Figure record listings:
-*-

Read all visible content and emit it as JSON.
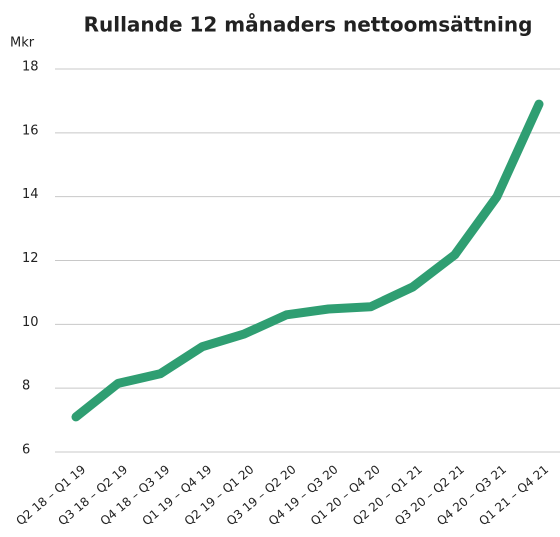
{
  "chart_data": {
    "type": "line",
    "title": "Rullande 12 månaders nettoomsättning",
    "y_label": "Mkr",
    "categories": [
      "Q2 18 – Q1 19",
      "Q3 18 – Q2 19",
      "Q4 18 – Q3 19",
      "Q1 19 – Q4 19",
      "Q2 19 – Q1 20",
      "Q3 19 – Q2 20",
      "Q4 19 – Q3 20",
      "Q1 20 – Q4 20",
      "Q2 20 – Q1 21",
      "Q3 20 – Q2 21",
      "Q4 20 – Q3 21",
      "Q1 21 – Q4 21"
    ],
    "values": [
      7.1,
      8.15,
      8.45,
      9.3,
      9.7,
      10.3,
      10.48,
      10.55,
      11.17,
      12.18,
      14.0,
      16.9
    ],
    "color": "#2f9e72",
    "ylim": [
      6,
      18
    ],
    "yticks": [
      6,
      8,
      10,
      12,
      14,
      16,
      18
    ],
    "grid": true
  }
}
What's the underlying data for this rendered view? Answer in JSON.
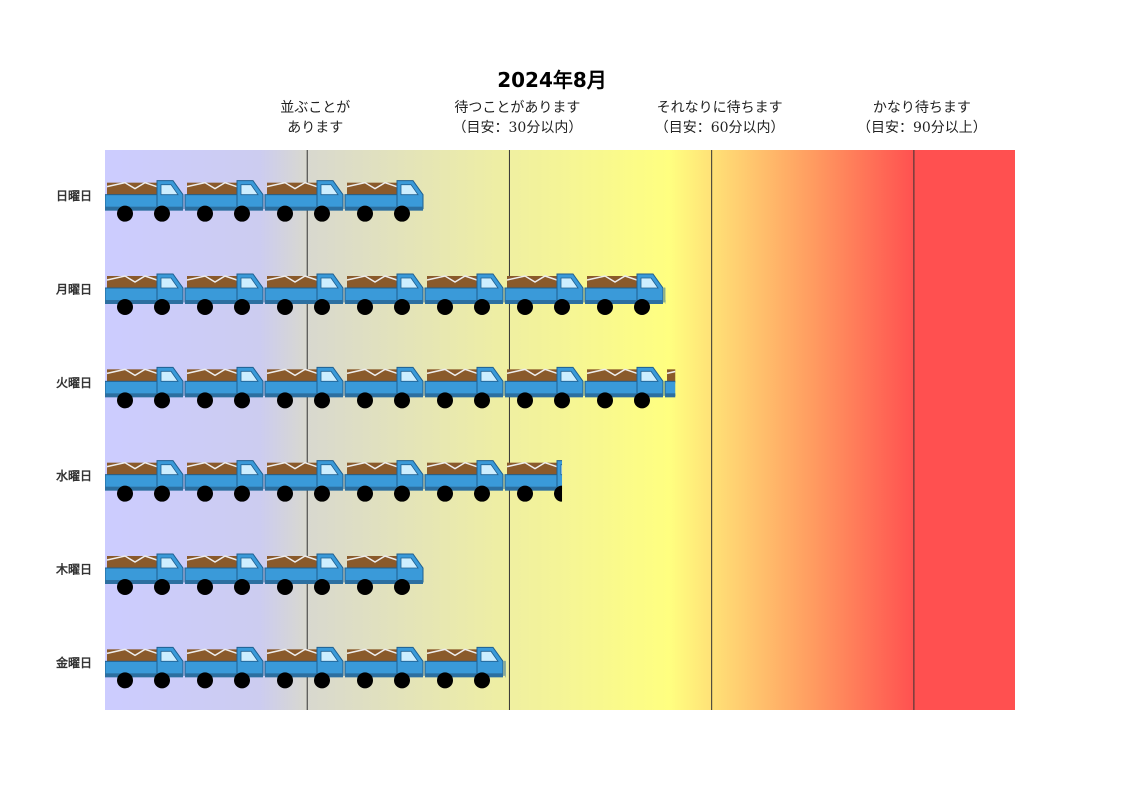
{
  "chart_data": {
    "type": "pictograph",
    "title": "2024年8月",
    "categories": [
      "日曜日",
      "月曜日",
      "火曜日",
      "水曜日",
      "木曜日",
      "金曜日"
    ],
    "values": [
      1.58,
      2.77,
      2.82,
      2.26,
      1.58,
      1.98
    ],
    "xlim": [
      0,
      4.5
    ],
    "xticks": [
      {
        "value": 1,
        "label": "並ぶことが\nあります"
      },
      {
        "value": 2,
        "label": "待つことがあります\n（目安：30分以内）"
      },
      {
        "value": 3,
        "label": "それなりに待ちます\n（目安：60分以内）"
      },
      {
        "value": 4,
        "label": "かなり待ちます\n（目安：90分以上）"
      }
    ],
    "color": "#3a9ad9",
    "grid": true
  }
}
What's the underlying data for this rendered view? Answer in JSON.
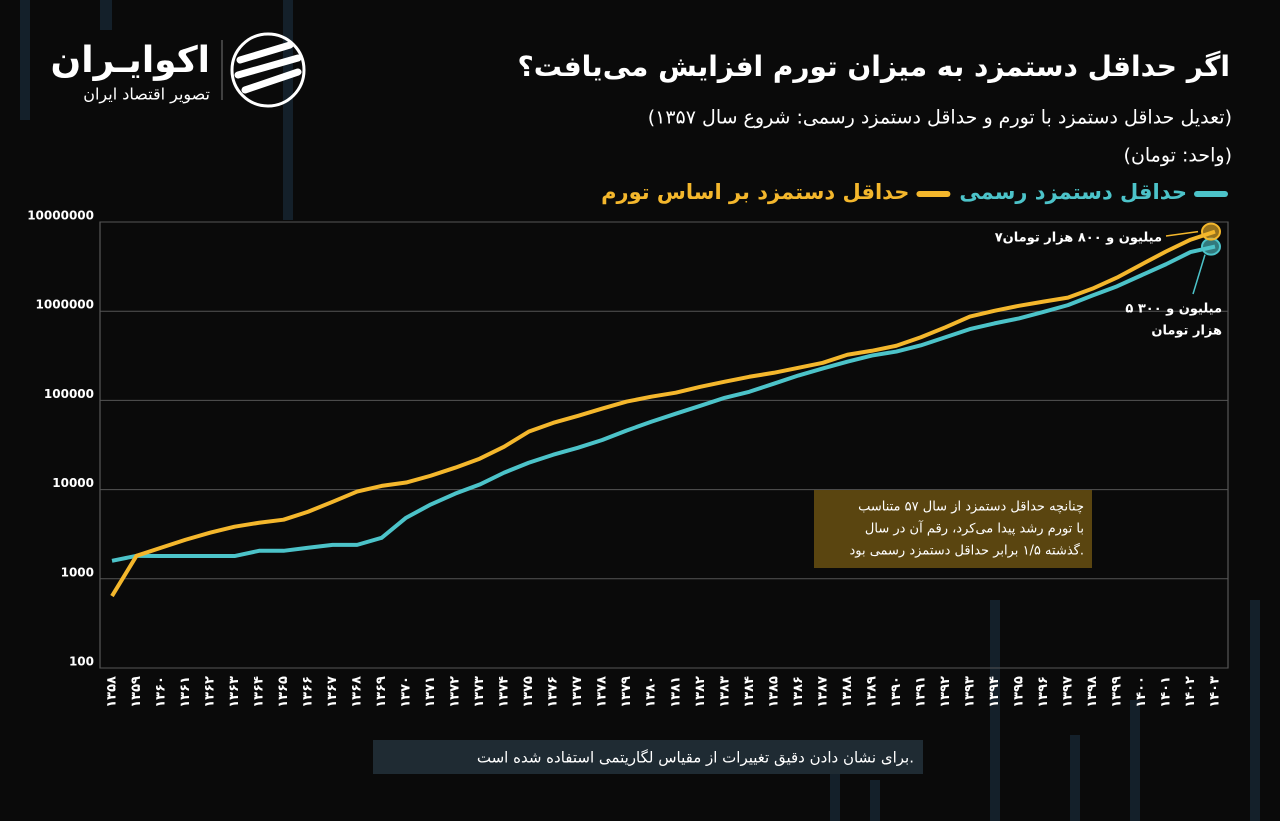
{
  "brand": {
    "name": "اکوایـران",
    "tagline": "تصویر اقتصاد ایران"
  },
  "chart_data": {
    "type": "line",
    "title": "اگر حداقل دستمزد به میزان تورم افزایش می‌یافت؟",
    "subtitle": "(تعدیل حداقل دستمزد با تورم و حداقل دستمزد رسمی: شروع سال ۱۳۵۷)",
    "unit": "(واحد: تومان)",
    "categories": [
      "۱۳۵۸",
      "۱۳۵۹",
      "۱۳۶۰",
      "۱۳۶۱",
      "۱۳۶۲",
      "۱۳۶۳",
      "۱۳۶۴",
      "۱۳۶۵",
      "۱۳۶۶",
      "۱۳۶۷",
      "۱۳۶۸",
      "۱۳۶۹",
      "۱۳۷۰",
      "۱۳۷۱",
      "۱۳۷۲",
      "۱۳۷۳",
      "۱۳۷۴",
      "۱۳۷۵",
      "۱۳۷۶",
      "۱۳۷۷",
      "۱۳۷۸",
      "۱۳۷۹",
      "۱۳۸۰",
      "۱۳۸۱",
      "۱۳۸۲",
      "۱۳۸۳",
      "۱۳۸۴",
      "۱۳۸۵",
      "۱۳۸۶",
      "۱۳۸۷",
      "۱۳۸۸",
      "۱۳۸۹",
      "۱۳۹۰",
      "۱۳۹۱",
      "۱۳۹۲",
      "۱۳۹۳",
      "۱۳۹۴",
      "۱۳۹۵",
      "۱۳۹۶",
      "۱۳۹۷",
      "۱۳۹۸",
      "۱۳۹۹",
      "۱۴۰۰",
      "۱۴۰۱",
      "۱۴۰۲",
      "۱۴۰۳"
    ],
    "series": [
      {
        "name": "حداقل دستمزد رسمی",
        "color": "#4cc3c9",
        "values": [
          1590,
          1810,
          1800,
          1800,
          1800,
          1800,
          2060,
          2060,
          2230,
          2400,
          2400,
          2880,
          4840,
          6800,
          9000,
          11400,
          15500,
          20000,
          24600,
          29400,
          36000,
          46000,
          57600,
          71000,
          87000,
          107000,
          125000,
          154000,
          190000,
          228000,
          272000,
          318000,
          353000,
          414000,
          510000,
          630000,
          730000,
          830000,
          980000,
          1170000,
          1500000,
          1900000,
          2530000,
          3360000,
          4600000,
          5300000
        ]
      },
      {
        "name": "حداقل دستمزد بر اساس تورم",
        "color": "#f4b72c",
        "values": [
          640,
          1810,
          2230,
          2740,
          3290,
          3840,
          4250,
          4600,
          5650,
          7300,
          9500,
          11000,
          12000,
          14300,
          17600,
          22200,
          30300,
          44600,
          56000,
          67000,
          81000,
          97000,
          110000,
          122000,
          142000,
          162000,
          184000,
          204000,
          232000,
          264000,
          325000,
          360000,
          410000,
          510000,
          660000,
          870000,
          1010000,
          1150000,
          1280000,
          1420000,
          1790000,
          2380000,
          3340000,
          4670000,
          6330000,
          7800000
        ]
      }
    ],
    "ylim": [
      100,
      10000000
    ],
    "yticks": [
      100,
      1000,
      10000,
      100000,
      1000000,
      10000000
    ],
    "log_scale": true,
    "grid": true,
    "annotations": {
      "end_inflation": [
        "۷میلیون و ۸۰۰ هزار تومان"
      ],
      "end_official": [
        "۵ میلیون و ۳۰۰",
        "هزار تومان"
      ],
      "box": [
        "چنانچه حداقل دستمزد از سال ۵۷ متناسب",
        "با تورم رشد پیدا می‌کرد، رقم آن در سال",
        "گذشته ۱/۵ برابر حداقل دستمزد رسمی بود."
      ],
      "footnote": "برای نشان دادن دقیق تغییرات از مقیاس لگاریتمی استفاده شده است."
    }
  }
}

-*-

## Direction
Quote each record exactly as it stands, minus the pictures.

## The reply
Read all visible content and emit it as JSON.
{
  "chart_data": {
    "type": "line",
    "title": "Rullande 12 månaders nettoomsättning",
    "y_label": "Mkr",
    "categories": [
      "Q2 18 – Q1 19",
      "Q3 18 – Q2 19",
      "Q4 18 – Q3 19",
      "Q1 19 – Q4 19",
      "Q2 19 – Q1 20",
      "Q3 19 – Q2 20",
      "Q4 19 – Q3 20",
      "Q1 20 – Q4 20",
      "Q2 20 – Q1 21",
      "Q3 20 – Q2 21",
      "Q4 20 – Q3 21",
      "Q1 21 – Q4 21"
    ],
    "values": [
      7.1,
      8.15,
      8.45,
      9.3,
      9.7,
      10.3,
      10.48,
      10.55,
      11.17,
      12.18,
      14.0,
      16.9
    ],
    "color": "#2f9e72",
    "ylim": [
      6,
      18
    ],
    "yticks": [
      6,
      8,
      10,
      12,
      14,
      16,
      18
    ],
    "grid": true
  }
}
What's the underlying data for this rendered view? Answer in JSON.
{
  "chart_data": {
    "type": "pictograph",
    "title": "2024年8月",
    "categories": [
      "日曜日",
      "月曜日",
      "火曜日",
      "水曜日",
      "木曜日",
      "金曜日"
    ],
    "values": [
      1.58,
      2.77,
      2.82,
      2.26,
      1.58,
      1.98
    ],
    "xlim": [
      0,
      4.5
    ],
    "xticks": [
      {
        "value": 1,
        "label": "並ぶことが\nあります"
      },
      {
        "value": 2,
        "label": "待つことがあります\n（目安：30分以内）"
      },
      {
        "value": 3,
        "label": "それなりに待ちます\n（目安：60分以内）"
      },
      {
        "value": 4,
        "label": "かなり待ちます\n（目安：90分以上）"
      }
    ],
    "color": "#3a9ad9",
    "grid": true
  }
}
What's the underlying data for this rendered view? Answer in JSON.
{
  "brand": {
    "name": "اکوایـران",
    "tagline": "تصویر اقتصاد ایران"
  },
  "chart_data": {
    "type": "line",
    "title": "اگر حداقل دستمزد به میزان تورم افزایش می‌یافت؟",
    "subtitle": "(تعدیل حداقل دستمزد با تورم و حداقل دستمزد رسمی: شروع سال ۱۳۵۷)",
    "unit": "(واحد: تومان)",
    "categories": [
      "۱۳۵۸",
      "۱۳۵۹",
      "۱۳۶۰",
      "۱۳۶۱",
      "۱۳۶۲",
      "۱۳۶۳",
      "۱۳۶۴",
      "۱۳۶۵",
      "۱۳۶۶",
      "۱۳۶۷",
      "۱۳۶۸",
      "۱۳۶۹",
      "۱۳۷۰",
      "۱۳۷۱",
      "۱۳۷۲",
      "۱۳۷۳",
      "۱۳۷۴",
      "۱۳۷۵",
      "۱۳۷۶",
      "۱۳۷۷",
      "۱۳۷۸",
      "۱۳۷۹",
      "۱۳۸۰",
      "۱۳۸۱",
      "۱۳۸۲",
      "۱۳۸۳",
      "۱۳۸۴",
      "۱۳۸۵",
      "۱۳۸۶",
      "۱۳۸۷",
      "۱۳۸۸",
      "۱۳۸۹",
      "۱۳۹۰",
      "۱۳۹۱",
      "۱۳۹۲",
      "۱۳۹۳",
      "۱۳۹۴",
      "۱۳۹۵",
      "۱۳۹۶",
      "۱۳۹۷",
      "۱۳۹۸",
      "۱۳۹۹",
      "۱۴۰۰",
      "۱۴۰۱",
      "۱۴۰۲",
      "۱۴۰۳"
    ],
    "series": [
      {
        "name": "حداقل دستمزد رسمی",
        "color": "#4cc3c9",
        "values": [
          1590,
          1810,
          1800,
          1800,
          1800,
          1800,
          2060,
          2060,
          2230,
          2400,
          2400,
          2880,
          4840,
          6800,
          9000,
          11400,
          15500,
          20000,
          24600,
          29400,
          36000,
          46000,
          57600,
          71000,
          87000,
          107000,
          125000,
          154000,
          190000,
          228000,
          272000,
          318000,
          353000,
          414000,
          510000,
          630000,
          730000,
          830000,
          980000,
          1170000,
          1500000,
          1900000,
          2530000,
          3360000,
          4600000,
          5300000
        ]
      },
      {
        "name": "حداقل دستمزد بر اساس تورم",
        "color": "#f4b72c",
        "values": [
          640,
          1810,
          2230,
          2740,
          3290,
          3840,
          4250,
          4600,
          5650,
          7300,
          9500,
          11000,
          12000,
          14300,
          17600,
          22200,
          30300,
          44600,
          56000,
          67000,
          81000,
          97000,
          110000,
          122000,
          142000,
          162000,
          184000,
          204000,
          232000,
          264000,
          325000,
          360000,
          410000,
          510000,
          660000,
          870000,
          1010000,
          1150000,
          1280000,
          1420000,
          1790000,
          2380000,
          3340000,
          4670000,
          6330000,
          7800000
        ]
      }
    ],
    "ylim": [
      100,
      10000000
    ],
    "yticks": [
      100,
      1000,
      10000,
      100000,
      1000000,
      10000000
    ],
    "log_scale": true,
    "grid": true,
    "annotations": {
      "end_inflation": [
        "۷میلیون و ۸۰۰ هزار تومان"
      ],
      "end_official": [
        "۵ میلیون و ۳۰۰",
        "هزار تومان"
      ],
      "box": [
        "چنانچه حداقل دستمزد از سال ۵۷ متناسب",
        "با تورم رشد پیدا می‌کرد، رقم آن در سال",
        "گذشته ۱/۵ برابر حداقل دستمزد رسمی بود."
      ],
      "footnote": "برای نشان دادن دقیق تغییرات از مقیاس لگاریتمی استفاده شده است."
    }
  }
}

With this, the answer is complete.